··· Supplied material
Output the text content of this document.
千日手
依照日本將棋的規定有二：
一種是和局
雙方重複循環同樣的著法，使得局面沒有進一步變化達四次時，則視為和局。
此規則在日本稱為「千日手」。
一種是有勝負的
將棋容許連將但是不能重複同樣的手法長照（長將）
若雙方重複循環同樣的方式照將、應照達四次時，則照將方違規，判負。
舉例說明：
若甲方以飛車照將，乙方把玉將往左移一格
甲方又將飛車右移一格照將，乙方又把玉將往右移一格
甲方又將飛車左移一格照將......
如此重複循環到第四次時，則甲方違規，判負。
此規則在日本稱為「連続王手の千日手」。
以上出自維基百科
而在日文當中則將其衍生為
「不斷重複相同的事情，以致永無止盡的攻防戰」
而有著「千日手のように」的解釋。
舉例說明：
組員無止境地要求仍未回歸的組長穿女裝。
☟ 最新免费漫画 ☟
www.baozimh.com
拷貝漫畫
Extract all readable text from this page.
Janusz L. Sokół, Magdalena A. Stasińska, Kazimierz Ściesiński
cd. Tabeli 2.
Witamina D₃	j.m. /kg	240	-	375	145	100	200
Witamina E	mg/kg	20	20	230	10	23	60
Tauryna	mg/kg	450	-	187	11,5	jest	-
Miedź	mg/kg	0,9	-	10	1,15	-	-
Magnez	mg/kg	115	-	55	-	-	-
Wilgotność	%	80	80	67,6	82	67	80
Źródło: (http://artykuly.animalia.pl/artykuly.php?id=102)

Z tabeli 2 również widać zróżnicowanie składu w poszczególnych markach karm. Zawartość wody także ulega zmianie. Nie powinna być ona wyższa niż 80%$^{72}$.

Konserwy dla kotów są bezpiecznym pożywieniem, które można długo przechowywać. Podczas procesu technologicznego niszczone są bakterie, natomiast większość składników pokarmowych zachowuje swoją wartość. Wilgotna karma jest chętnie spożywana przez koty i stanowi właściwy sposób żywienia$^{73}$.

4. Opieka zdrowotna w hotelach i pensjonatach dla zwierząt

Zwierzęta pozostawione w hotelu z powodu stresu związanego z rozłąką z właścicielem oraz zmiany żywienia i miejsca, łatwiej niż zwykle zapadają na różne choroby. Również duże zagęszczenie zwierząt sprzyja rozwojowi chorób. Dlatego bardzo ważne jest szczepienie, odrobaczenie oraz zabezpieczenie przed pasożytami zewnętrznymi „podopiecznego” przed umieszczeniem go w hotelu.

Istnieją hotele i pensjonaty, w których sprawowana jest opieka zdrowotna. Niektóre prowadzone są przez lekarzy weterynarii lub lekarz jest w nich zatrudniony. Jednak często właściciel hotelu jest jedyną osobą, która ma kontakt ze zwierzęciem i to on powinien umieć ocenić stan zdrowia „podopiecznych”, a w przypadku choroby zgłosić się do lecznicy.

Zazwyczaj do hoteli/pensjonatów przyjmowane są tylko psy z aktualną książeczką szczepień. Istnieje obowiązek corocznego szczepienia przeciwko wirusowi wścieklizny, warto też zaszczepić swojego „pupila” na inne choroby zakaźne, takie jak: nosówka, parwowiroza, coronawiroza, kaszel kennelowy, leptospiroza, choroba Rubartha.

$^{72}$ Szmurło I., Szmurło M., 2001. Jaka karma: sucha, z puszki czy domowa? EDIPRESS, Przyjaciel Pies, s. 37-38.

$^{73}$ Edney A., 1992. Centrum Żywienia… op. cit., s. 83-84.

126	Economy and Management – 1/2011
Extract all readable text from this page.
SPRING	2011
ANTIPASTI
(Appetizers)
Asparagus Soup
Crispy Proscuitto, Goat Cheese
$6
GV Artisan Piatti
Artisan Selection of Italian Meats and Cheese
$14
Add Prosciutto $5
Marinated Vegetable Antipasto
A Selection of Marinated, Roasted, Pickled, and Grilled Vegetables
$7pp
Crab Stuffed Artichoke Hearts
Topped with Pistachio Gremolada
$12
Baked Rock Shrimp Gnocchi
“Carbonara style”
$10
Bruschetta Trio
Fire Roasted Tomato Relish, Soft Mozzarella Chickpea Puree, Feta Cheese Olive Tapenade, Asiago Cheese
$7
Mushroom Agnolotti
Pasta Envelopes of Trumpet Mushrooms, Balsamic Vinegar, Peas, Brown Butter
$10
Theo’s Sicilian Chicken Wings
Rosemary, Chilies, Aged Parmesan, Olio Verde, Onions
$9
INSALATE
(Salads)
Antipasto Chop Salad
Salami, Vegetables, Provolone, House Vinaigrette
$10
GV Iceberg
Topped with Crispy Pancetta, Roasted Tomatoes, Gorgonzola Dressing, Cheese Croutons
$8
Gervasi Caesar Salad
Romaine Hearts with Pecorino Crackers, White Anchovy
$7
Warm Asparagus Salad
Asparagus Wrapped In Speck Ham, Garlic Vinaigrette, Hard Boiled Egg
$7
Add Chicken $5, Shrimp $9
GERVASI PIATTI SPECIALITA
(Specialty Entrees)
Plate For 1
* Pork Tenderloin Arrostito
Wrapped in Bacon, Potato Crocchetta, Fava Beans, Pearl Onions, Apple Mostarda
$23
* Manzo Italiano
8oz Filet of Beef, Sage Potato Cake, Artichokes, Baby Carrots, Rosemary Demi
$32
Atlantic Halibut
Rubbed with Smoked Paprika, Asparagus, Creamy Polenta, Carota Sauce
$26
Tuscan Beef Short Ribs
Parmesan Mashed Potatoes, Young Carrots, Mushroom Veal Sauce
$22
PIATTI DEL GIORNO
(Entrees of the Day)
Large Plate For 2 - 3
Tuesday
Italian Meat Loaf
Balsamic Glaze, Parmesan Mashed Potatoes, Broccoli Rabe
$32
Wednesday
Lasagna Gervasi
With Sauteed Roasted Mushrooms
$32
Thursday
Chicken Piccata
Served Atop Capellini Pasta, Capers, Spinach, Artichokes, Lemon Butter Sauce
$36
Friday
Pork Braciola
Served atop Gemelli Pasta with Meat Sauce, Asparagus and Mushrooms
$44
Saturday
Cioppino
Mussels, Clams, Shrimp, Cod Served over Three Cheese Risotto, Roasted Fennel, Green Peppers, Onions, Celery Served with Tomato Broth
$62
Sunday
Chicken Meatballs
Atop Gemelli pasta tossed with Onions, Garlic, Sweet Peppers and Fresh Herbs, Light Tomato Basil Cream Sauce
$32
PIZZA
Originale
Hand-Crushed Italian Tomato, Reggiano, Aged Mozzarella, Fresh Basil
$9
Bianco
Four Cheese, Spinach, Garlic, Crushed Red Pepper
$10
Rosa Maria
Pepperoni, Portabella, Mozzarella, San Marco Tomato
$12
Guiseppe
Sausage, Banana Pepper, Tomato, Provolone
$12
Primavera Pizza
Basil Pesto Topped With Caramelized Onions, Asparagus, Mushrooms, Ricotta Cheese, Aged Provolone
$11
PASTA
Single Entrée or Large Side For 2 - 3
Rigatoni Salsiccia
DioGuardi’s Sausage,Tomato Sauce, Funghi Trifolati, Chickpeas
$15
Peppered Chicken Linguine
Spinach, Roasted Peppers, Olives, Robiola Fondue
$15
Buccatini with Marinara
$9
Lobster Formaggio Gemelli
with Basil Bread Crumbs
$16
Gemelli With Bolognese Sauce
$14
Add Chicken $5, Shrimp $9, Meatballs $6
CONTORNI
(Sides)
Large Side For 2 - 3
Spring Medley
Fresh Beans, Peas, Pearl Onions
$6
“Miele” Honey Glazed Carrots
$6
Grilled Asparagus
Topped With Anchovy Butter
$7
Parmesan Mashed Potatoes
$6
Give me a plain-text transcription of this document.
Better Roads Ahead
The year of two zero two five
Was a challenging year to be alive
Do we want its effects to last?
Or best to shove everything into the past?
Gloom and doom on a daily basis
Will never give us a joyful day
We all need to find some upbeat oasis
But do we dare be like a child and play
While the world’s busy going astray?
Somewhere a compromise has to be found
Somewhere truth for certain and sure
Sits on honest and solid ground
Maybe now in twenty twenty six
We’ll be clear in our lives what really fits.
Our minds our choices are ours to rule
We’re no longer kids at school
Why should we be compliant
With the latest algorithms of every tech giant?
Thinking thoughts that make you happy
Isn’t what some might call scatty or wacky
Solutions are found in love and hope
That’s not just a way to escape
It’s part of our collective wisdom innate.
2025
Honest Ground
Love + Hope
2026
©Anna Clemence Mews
······
• _Task directions_: From the entries, copy out each line containing the word "jest".

• _The solution_:
Tauryna	mg/kg	450	-	187	11,5	jest	-
Konserwy dla kotów są bezpiecznym pożywieniem, które można długo przechowywać. Podczas procesu technologicznego niszczone są bakterie, natomiast większość składników pokarmowych zachowuje swoją wartość. Wilgotna karma jest chętnie spożywana przez koty i stanowi właściwy sposób żywienia$^{73}$.
Zwierzęta pozostawione w hotelu z powodu stresu związanego z rozłąką z właścicielem oraz zmiany żywienia i miejsca, łatwiej niż zwykle zapadają na różne choroby. Również duże zagęszczenie zwierząt sprzyja rozwojowi chorób. Dlatego bardzo ważne jest szczepienie, odrobaczenie oraz zabezpieczenie przed pasożytami zewnętrznymi „podopiecznego” przed umieszczeniem go w hotelu.
Istnieją hotele i pensjonaty, w których sprawowana jest opieka zdrowotna. Niektóre prowadzone są przez lekarzy weterynarii lub lekarz jest w nich zatrudniony. Jednak często właściciel hotelu jest jedyną osobą, która ma kontakt ze zwierzęciem i to on powinien umieć ocenić stan zdrowia „podopiecznych”, a w przypadku choroby zgłosić się do lecznicy.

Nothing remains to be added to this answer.